%%

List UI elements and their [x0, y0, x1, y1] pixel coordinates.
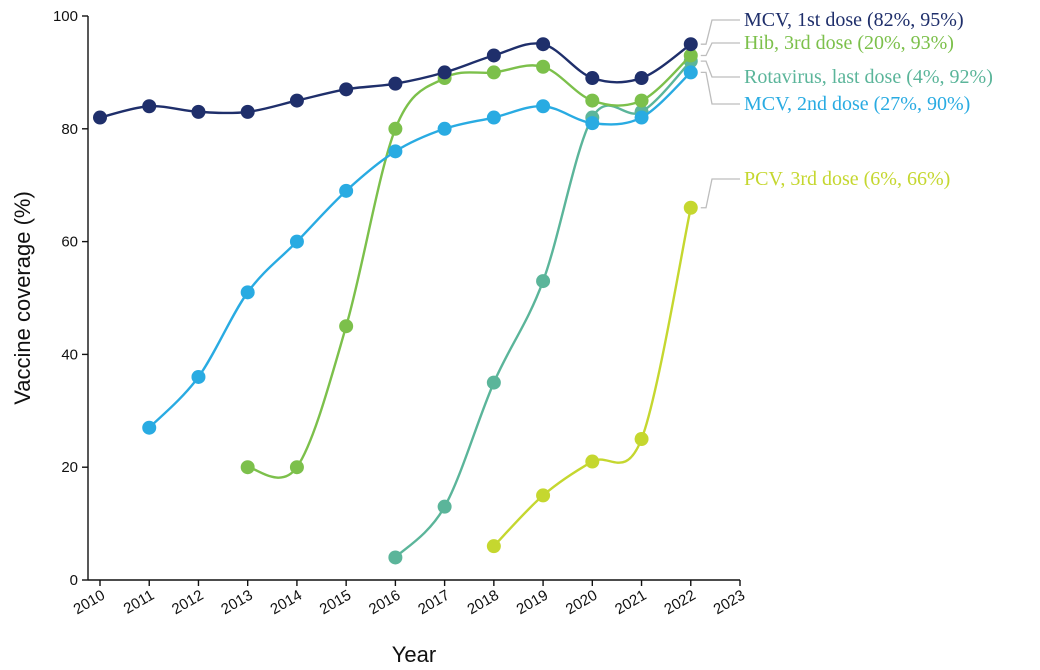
leader-line-mcv2 — [700, 71, 740, 105]
data-point-mcv1 — [585, 71, 600, 86]
leader-line-pcv3 — [700, 178, 740, 209]
data-point-mcv2 — [585, 116, 600, 131]
x-tick-label: 2016 — [366, 587, 403, 618]
data-point-hib3 — [683, 48, 698, 63]
x-tick-label: 2012 — [169, 587, 206, 618]
data-point-mcv2 — [683, 65, 698, 80]
data-point-hib3 — [536, 59, 551, 74]
x-tick-label: 2017 — [415, 587, 452, 618]
leader-line-hib3 — [700, 42, 740, 57]
data-point-mcv1 — [93, 110, 107, 125]
legend-label-mcv2: MCV, 2nd dose (27%, 90%) — [744, 93, 970, 115]
legend-label-mcv1: MCV, 1st dose (82%, 95%) — [744, 9, 964, 31]
y-tick-label: 40 — [61, 346, 78, 363]
x-tick-label: 2019 — [514, 587, 551, 618]
data-point-mcv1 — [437, 65, 452, 80]
x-tick-label: 2020 — [563, 587, 600, 618]
data-point-mcv2 — [289, 234, 304, 249]
data-point-mcv1 — [634, 71, 649, 86]
data-point-mcv2 — [536, 99, 551, 114]
data-point-mcv1 — [486, 48, 501, 63]
data-point-mcv1 — [191, 104, 206, 119]
legend-label-rota: Rotavirus, last dose (4%, 92%) — [744, 66, 993, 88]
series-line-pcv3 — [492, 207, 692, 547]
data-point-mcv2 — [634, 110, 649, 125]
data-point-hib3 — [240, 460, 255, 475]
data-point-hib3 — [339, 319, 354, 334]
x-tick-label: 2010 — [71, 587, 108, 618]
data-point-mcv1 — [388, 76, 403, 91]
y-tick-label: 0 — [70, 572, 78, 589]
data-point-mcv2 — [388, 144, 403, 159]
series-hib3 — [240, 48, 698, 479]
data-point-mcv1 — [289, 93, 304, 108]
y-ticks: 0 20 40 60 80 100 — [53, 8, 88, 589]
y-tick-label: 60 — [61, 234, 78, 251]
data-point-pcv3 — [486, 539, 501, 554]
legend-label-hib3: Hib, 3rd dose (20%, 93%) — [744, 32, 954, 54]
x-tick-label: 2022 — [661, 587, 698, 618]
x-tick-label: 2021 — [612, 587, 649, 618]
data-point-pcv3 — [585, 454, 600, 469]
data-point-hib3 — [486, 65, 501, 80]
data-point-mcv2 — [240, 285, 255, 300]
legend-label-pcv3: PCV, 3rd dose (6%, 66%) — [744, 168, 950, 190]
series-group — [93, 37, 698, 565]
data-point-mcv2 — [437, 121, 452, 136]
data-point-mcv1 — [536, 37, 551, 52]
data-point-pcv3 — [634, 432, 649, 446]
data-point-mcv2 — [142, 420, 157, 435]
series-line-hib3 — [247, 54, 692, 479]
x-axis-title: Year — [392, 642, 436, 667]
data-point-mcv1 — [142, 99, 157, 114]
series-pcv3 — [486, 200, 698, 554]
series-mcv2 — [142, 65, 698, 435]
data-point-rota — [536, 274, 551, 289]
data-point-hib3 — [634, 93, 649, 108]
legend: MCV, 1st dose (82%, 95%)Hib, 3rd dose (2… — [744, 9, 993, 190]
x-tick-label: 2013 — [218, 587, 255, 618]
x-tick-label: 2023 — [711, 587, 748, 618]
leader-line-mcv1 — [700, 19, 740, 45]
data-point-mcv2 — [486, 110, 501, 125]
x-tick-label: 2015 — [317, 587, 354, 618]
series-mcv1 — [93, 37, 698, 125]
series-rota — [388, 54, 698, 565]
data-point-hib3 — [289, 460, 304, 475]
x-tick-label: 2011 — [121, 587, 157, 618]
series-line-mcv2 — [148, 71, 692, 429]
data-point-mcv2 — [339, 183, 354, 198]
x-ticks: 2010 2011 2012 2013 2014 2015 2016 2017 2018 2019… — [71, 580, 748, 618]
leader-line-rota — [700, 60, 740, 78]
data-point-mcv2 — [191, 369, 206, 384]
y-tick-label: 80 — [61, 121, 78, 138]
y-axis-title: Vaccine coverage (%) — [10, 191, 35, 405]
data-point-hib3 — [388, 121, 403, 136]
data-point-pcv3 — [536, 488, 551, 503]
data-point-mcv1 — [240, 104, 255, 119]
legend-leaders — [700, 19, 740, 209]
x-tick-label: 2014 — [268, 587, 305, 618]
data-point-rota — [388, 550, 403, 565]
data-point-mcv1 — [339, 82, 354, 97]
y-tick-label: 100 — [53, 8, 78, 25]
data-point-pcv3 — [683, 200, 698, 215]
y-tick-label: 20 — [61, 459, 78, 476]
axes — [87, 16, 740, 581]
data-point-rota — [486, 375, 501, 390]
series-line-rota — [394, 60, 692, 559]
data-point-mcv1 — [683, 37, 698, 52]
data-point-hib3 — [585, 93, 600, 108]
data-point-rota — [437, 499, 452, 514]
x-tick-label: 2018 — [464, 587, 501, 618]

%%

→ Exercise requirements: Without the pictures, transcribe the listing above exactly.

→ Solution to the exercise:
List UI elements and their [x0, y0, x1, y1] pixel coordinates.
leader-line-mcv2 — [700, 71, 740, 105]
data-point-mcv1 — [585, 71, 600, 86]
leader-line-pcv3 — [700, 178, 740, 209]
data-point-mcv2 — [585, 116, 600, 131]
x-tick-label: 2016 — [366, 587, 403, 618]
data-point-hib3 — [683, 48, 698, 63]
x-tick-label: 2012 — [169, 587, 206, 618]
data-point-mcv2 — [683, 65, 698, 80]
data-point-hib3 — [536, 59, 551, 74]
x-tick-label: 2017 — [415, 587, 452, 618]
leader-line-hib3 — [700, 42, 740, 57]
data-point-mcv1 — [93, 110, 107, 125]
legend-label-mcv2: MCV, 2nd dose (27%, 90%) — [744, 93, 970, 115]
legend-label-mcv1: MCV, 1st dose (82%, 95%) — [744, 9, 964, 31]
y-tick-label: 40 — [61, 346, 78, 363]
x-tick-label: 2019 — [514, 587, 551, 618]
data-point-mcv1 — [437, 65, 452, 80]
x-tick-label: 2020 — [563, 587, 600, 618]
data-point-mcv2 — [289, 234, 304, 249]
data-point-mcv1 — [634, 71, 649, 86]
data-point-mcv2 — [536, 99, 551, 114]
data-point-mcv1 — [486, 48, 501, 63]
data-point-mcv1 — [191, 104, 206, 119]
legend-label-rota: Rotavirus, last dose (4%, 92%) — [744, 66, 993, 88]
series-line-pcv3 — [492, 207, 692, 547]
data-point-mcv2 — [634, 110, 649, 125]
data-point-hib3 — [240, 460, 255, 475]
data-point-hib3 — [339, 319, 354, 334]
x-tick-label: 2010 — [71, 587, 108, 618]
data-point-mcv1 — [388, 76, 403, 91]
y-tick-label: 0 — [70, 572, 78, 589]
data-point-mcv2 — [388, 144, 403, 159]
series-hib3 — [240, 48, 698, 479]
data-point-mcv1 — [289, 93, 304, 108]
y-ticks: 0 20 40 60 80 100 — [53, 8, 88, 589]
y-tick-label: 60 — [61, 234, 78, 251]
data-point-pcv3 — [486, 539, 501, 554]
legend-label-hib3: Hib, 3rd dose (20%, 93%) — [744, 32, 954, 54]
x-tick-label: 2022 — [661, 587, 698, 618]
x-tick-label: 2021 — [612, 587, 649, 618]
data-point-pcv3 — [585, 454, 600, 469]
data-point-hib3 — [486, 65, 501, 80]
data-point-mcv2 — [240, 285, 255, 300]
legend-label-pcv3: PCV, 3rd dose (6%, 66%) — [744, 168, 950, 190]
series-group — [93, 37, 698, 565]
data-point-mcv2 — [437, 121, 452, 136]
data-point-mcv1 — [536, 37, 551, 52]
data-point-pcv3 — [634, 432, 649, 446]
data-point-mcv2 — [142, 420, 157, 435]
series-line-hib3 — [247, 54, 692, 479]
x-axis-title: Year — [392, 642, 436, 667]
data-point-mcv1 — [142, 99, 157, 114]
series-pcv3 — [486, 200, 698, 554]
series-mcv2 — [142, 65, 698, 435]
data-point-rota — [536, 274, 551, 289]
data-point-hib3 — [634, 93, 649, 108]
legend: MCV, 1st dose (82%, 95%)Hib, 3rd dose (2… — [744, 9, 993, 190]
x-tick-label: 2013 — [218, 587, 255, 618]
x-tick-label: 2023 — [711, 587, 748, 618]
leader-line-mcv1 — [700, 19, 740, 45]
data-point-mcv2 — [486, 110, 501, 125]
x-tick-label: 2015 — [317, 587, 354, 618]
series-mcv1 — [93, 37, 698, 125]
series-rota — [388, 54, 698, 565]
data-point-hib3 — [289, 460, 304, 475]
x-tick-label: 2011 — [121, 587, 157, 618]
series-line-mcv2 — [148, 71, 692, 429]
data-point-mcv2 — [339, 183, 354, 198]
x-ticks: 2010 2011 2012 2013 2014 2015 2016 2017 2018 2019… — [71, 580, 748, 618]
leader-line-rota — [700, 60, 740, 78]
data-point-mcv2 — [191, 369, 206, 384]
y-tick-label: 80 — [61, 121, 78, 138]
y-axis-title: Vaccine coverage (%) — [10, 191, 35, 405]
data-point-hib3 — [388, 121, 403, 136]
data-point-pcv3 — [536, 488, 551, 503]
data-point-mcv1 — [240, 104, 255, 119]
legend-leaders — [700, 19, 740, 209]
x-tick-label: 2014 — [268, 587, 305, 618]
data-point-rota — [388, 550, 403, 565]
data-point-mcv1 — [339, 82, 354, 97]
y-tick-label: 100 — [53, 8, 78, 25]
data-point-pcv3 — [683, 200, 698, 215]
y-tick-label: 20 — [61, 459, 78, 476]
axes — [87, 16, 740, 581]
data-point-rota — [486, 375, 501, 390]
series-line-rota — [394, 60, 692, 559]
data-point-mcv1 — [683, 37, 698, 52]
data-point-hib3 — [585, 93, 600, 108]
data-point-rota — [437, 499, 452, 514]
x-tick-label: 2018 — [464, 587, 501, 618]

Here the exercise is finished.